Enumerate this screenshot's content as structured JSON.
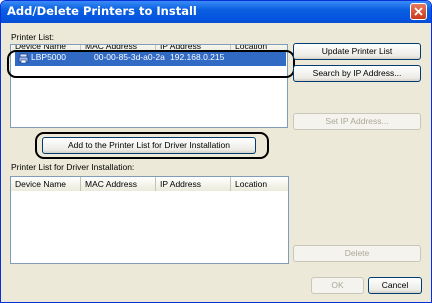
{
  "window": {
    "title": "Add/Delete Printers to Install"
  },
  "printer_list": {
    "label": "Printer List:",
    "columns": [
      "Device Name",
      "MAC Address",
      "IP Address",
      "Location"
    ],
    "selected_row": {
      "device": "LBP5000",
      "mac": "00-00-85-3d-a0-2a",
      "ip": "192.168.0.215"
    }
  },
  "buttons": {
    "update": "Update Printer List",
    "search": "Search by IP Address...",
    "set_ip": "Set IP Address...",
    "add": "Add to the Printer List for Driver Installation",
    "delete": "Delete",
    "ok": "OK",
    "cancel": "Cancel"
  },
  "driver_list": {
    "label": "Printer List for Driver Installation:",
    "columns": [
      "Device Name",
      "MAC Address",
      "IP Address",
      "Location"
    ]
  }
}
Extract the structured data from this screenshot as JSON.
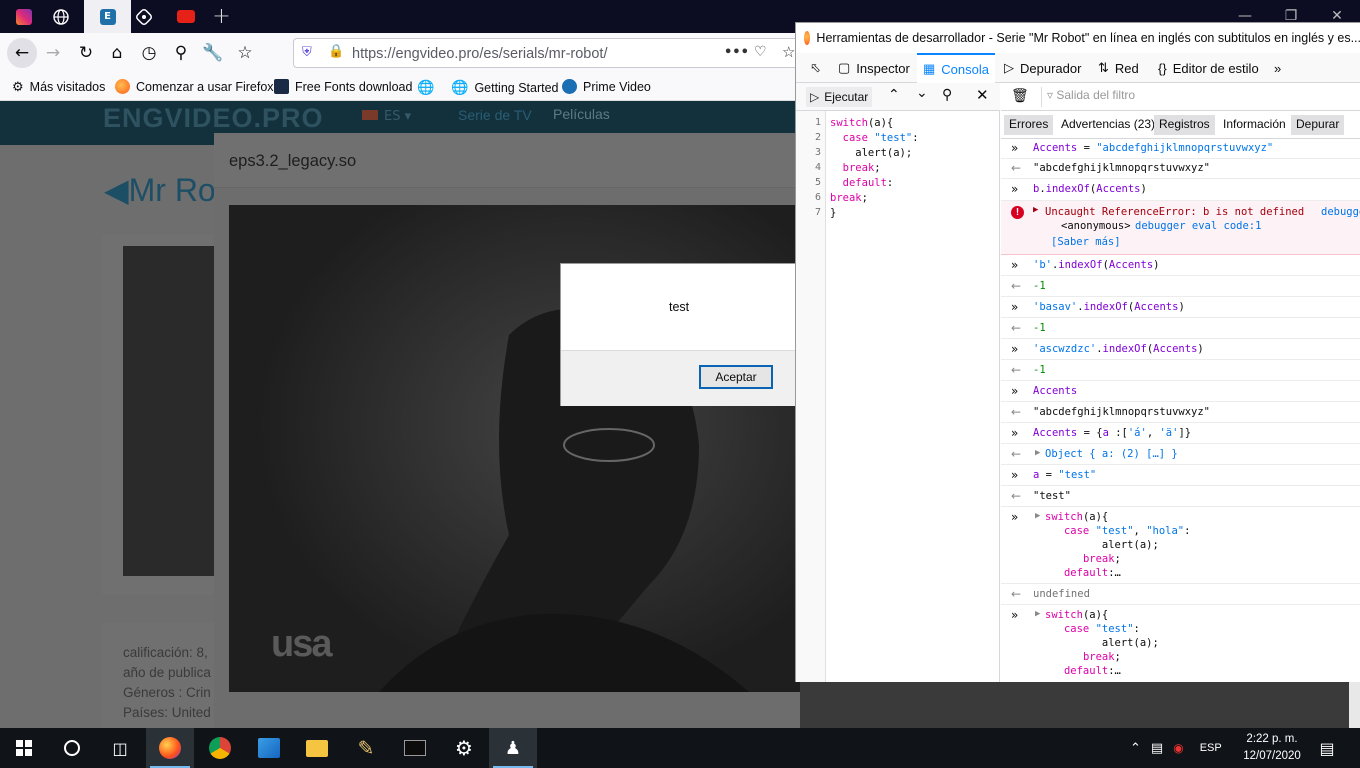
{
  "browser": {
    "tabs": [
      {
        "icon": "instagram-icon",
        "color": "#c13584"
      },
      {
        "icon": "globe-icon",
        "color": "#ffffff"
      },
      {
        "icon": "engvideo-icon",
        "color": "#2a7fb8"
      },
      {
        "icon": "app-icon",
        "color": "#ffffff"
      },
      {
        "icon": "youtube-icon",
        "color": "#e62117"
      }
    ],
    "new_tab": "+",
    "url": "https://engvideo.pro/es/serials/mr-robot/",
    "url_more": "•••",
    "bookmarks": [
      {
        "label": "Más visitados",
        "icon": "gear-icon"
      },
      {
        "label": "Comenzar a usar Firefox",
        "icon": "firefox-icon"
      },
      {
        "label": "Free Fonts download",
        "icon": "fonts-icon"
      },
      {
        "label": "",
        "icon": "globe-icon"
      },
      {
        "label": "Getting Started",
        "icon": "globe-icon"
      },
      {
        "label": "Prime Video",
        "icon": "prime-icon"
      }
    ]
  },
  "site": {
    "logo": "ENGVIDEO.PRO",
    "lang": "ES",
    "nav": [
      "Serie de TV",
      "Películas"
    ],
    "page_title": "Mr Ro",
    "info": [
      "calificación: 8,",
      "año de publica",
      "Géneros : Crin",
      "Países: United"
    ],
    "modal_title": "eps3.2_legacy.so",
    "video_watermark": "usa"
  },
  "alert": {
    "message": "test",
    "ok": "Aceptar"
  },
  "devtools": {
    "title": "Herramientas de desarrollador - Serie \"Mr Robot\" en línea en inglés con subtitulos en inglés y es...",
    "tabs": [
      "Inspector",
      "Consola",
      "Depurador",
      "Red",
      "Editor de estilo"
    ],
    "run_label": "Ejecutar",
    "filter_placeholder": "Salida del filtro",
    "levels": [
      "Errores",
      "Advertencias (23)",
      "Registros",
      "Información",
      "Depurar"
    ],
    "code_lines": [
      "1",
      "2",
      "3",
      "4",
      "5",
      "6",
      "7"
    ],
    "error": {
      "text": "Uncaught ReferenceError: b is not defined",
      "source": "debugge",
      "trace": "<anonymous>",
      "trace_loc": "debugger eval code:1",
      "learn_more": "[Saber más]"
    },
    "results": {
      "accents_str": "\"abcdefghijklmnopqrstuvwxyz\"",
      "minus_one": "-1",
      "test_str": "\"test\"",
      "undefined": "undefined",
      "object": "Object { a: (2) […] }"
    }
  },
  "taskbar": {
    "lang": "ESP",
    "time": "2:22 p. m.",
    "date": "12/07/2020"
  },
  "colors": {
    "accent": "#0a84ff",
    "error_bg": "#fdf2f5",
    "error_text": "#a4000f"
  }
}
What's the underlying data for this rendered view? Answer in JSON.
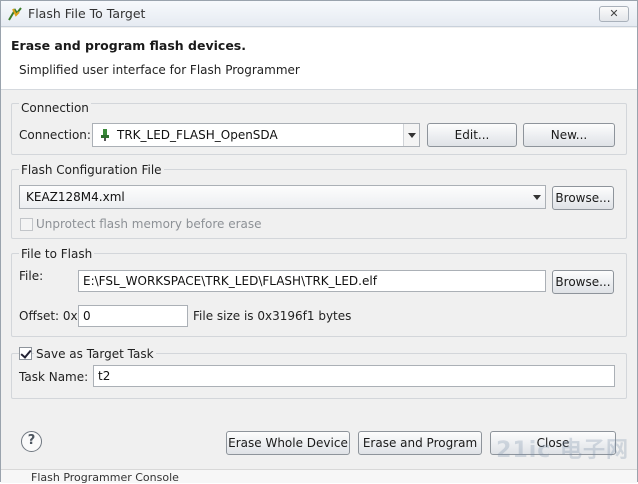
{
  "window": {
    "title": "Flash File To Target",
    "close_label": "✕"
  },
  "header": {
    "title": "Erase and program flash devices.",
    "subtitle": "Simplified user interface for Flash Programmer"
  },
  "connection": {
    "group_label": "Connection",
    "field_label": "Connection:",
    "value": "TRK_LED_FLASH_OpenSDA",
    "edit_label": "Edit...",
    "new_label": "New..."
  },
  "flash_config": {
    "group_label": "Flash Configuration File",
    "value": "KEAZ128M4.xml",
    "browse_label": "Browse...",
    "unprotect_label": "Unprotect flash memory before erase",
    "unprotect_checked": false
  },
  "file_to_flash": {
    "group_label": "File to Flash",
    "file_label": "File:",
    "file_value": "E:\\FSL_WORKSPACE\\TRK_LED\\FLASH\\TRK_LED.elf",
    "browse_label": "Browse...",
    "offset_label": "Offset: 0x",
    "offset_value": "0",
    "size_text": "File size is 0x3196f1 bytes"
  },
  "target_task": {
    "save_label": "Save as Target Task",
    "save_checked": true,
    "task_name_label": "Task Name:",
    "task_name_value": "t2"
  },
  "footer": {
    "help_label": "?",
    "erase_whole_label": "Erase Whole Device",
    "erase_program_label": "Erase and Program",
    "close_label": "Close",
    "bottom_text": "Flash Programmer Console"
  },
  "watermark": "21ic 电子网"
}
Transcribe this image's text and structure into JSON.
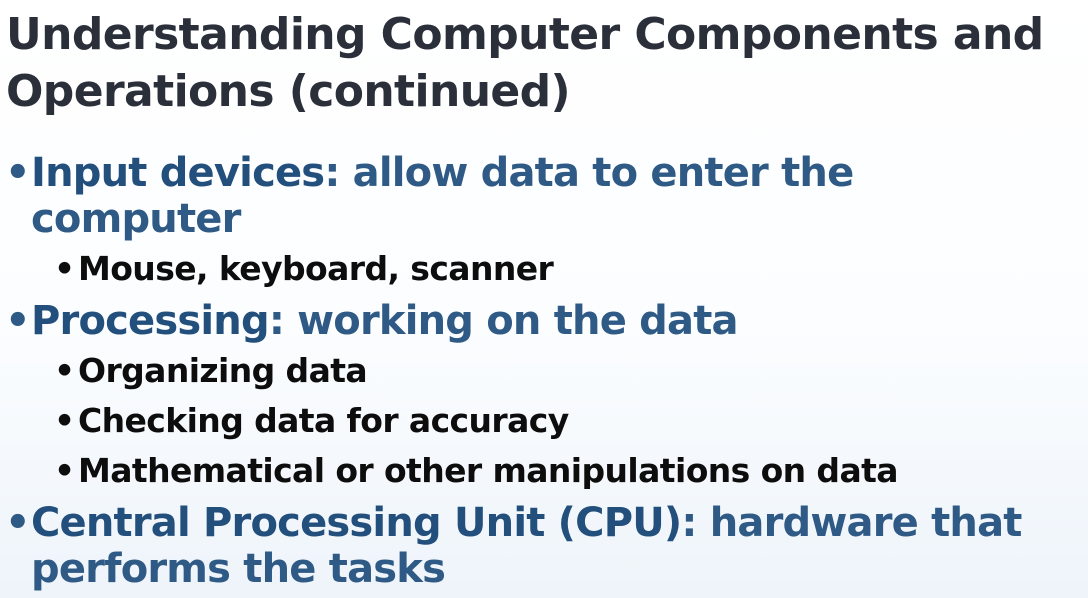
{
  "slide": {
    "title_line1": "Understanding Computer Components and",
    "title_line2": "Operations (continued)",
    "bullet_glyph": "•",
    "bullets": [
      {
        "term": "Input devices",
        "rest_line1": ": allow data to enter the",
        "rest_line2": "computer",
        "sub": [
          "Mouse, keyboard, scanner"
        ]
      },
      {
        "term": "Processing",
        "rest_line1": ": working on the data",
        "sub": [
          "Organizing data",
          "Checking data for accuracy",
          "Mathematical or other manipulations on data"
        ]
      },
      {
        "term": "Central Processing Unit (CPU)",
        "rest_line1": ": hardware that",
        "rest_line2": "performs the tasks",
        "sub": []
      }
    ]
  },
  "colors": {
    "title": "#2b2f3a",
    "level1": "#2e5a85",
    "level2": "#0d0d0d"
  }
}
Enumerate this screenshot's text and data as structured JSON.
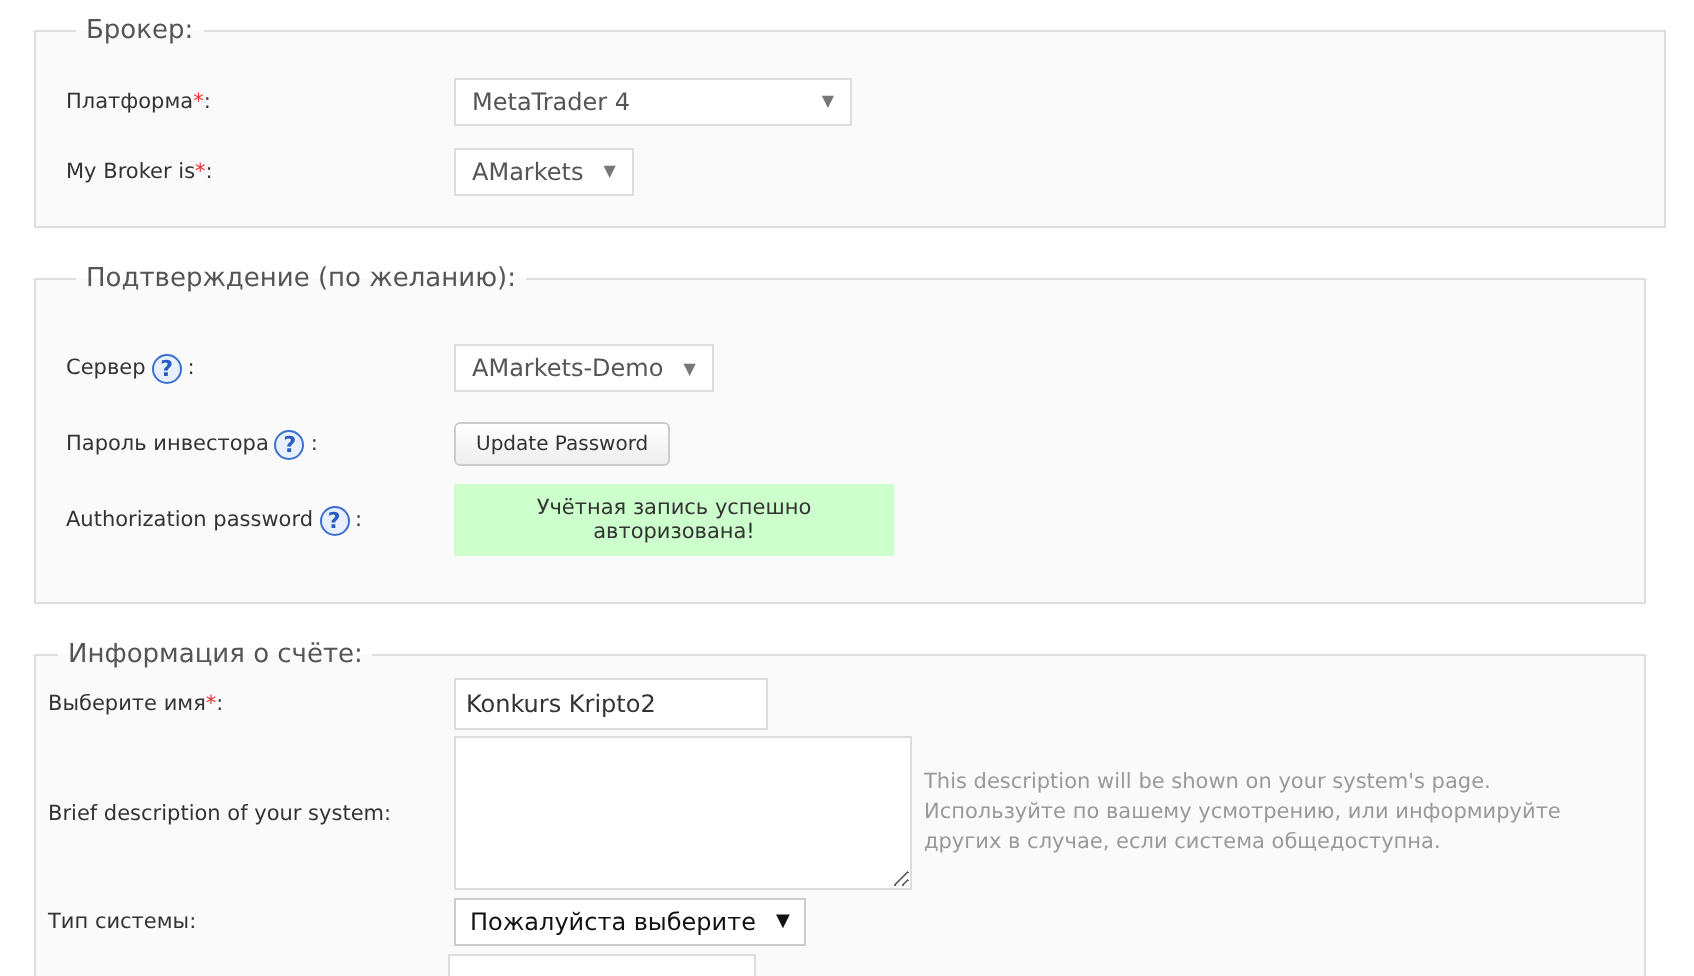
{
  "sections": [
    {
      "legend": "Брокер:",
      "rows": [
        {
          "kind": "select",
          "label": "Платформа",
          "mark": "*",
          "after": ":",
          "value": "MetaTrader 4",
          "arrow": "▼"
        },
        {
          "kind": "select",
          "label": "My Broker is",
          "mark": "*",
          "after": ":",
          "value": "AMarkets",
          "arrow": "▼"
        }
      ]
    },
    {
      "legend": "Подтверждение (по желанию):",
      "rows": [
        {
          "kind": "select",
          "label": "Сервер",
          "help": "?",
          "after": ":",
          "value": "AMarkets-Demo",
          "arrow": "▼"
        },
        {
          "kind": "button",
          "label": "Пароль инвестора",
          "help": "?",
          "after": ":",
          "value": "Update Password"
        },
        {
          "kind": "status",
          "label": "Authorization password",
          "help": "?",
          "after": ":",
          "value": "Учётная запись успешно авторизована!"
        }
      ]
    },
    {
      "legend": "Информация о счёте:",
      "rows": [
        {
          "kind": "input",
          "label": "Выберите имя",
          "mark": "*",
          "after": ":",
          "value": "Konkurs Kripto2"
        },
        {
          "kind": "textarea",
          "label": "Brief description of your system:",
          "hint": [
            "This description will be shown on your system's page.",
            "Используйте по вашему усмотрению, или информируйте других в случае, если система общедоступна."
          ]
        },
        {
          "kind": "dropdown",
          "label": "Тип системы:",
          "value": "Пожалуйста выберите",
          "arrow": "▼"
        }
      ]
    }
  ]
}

WHAT YOU HAVE TO DO:
Check each line of the records above for the string "JSON", and report every line that has it.

ANSWER TO THE PROBLEM:
Enumerate this screenshot's content as structured JSON.
Extract the structured data from this screenshot as JSON.
What's the underlying data for this rendered view? Answer in JSON.
Transcribe this image's text and structure into JSON.
Enumerate this screenshot's text and data as structured JSON.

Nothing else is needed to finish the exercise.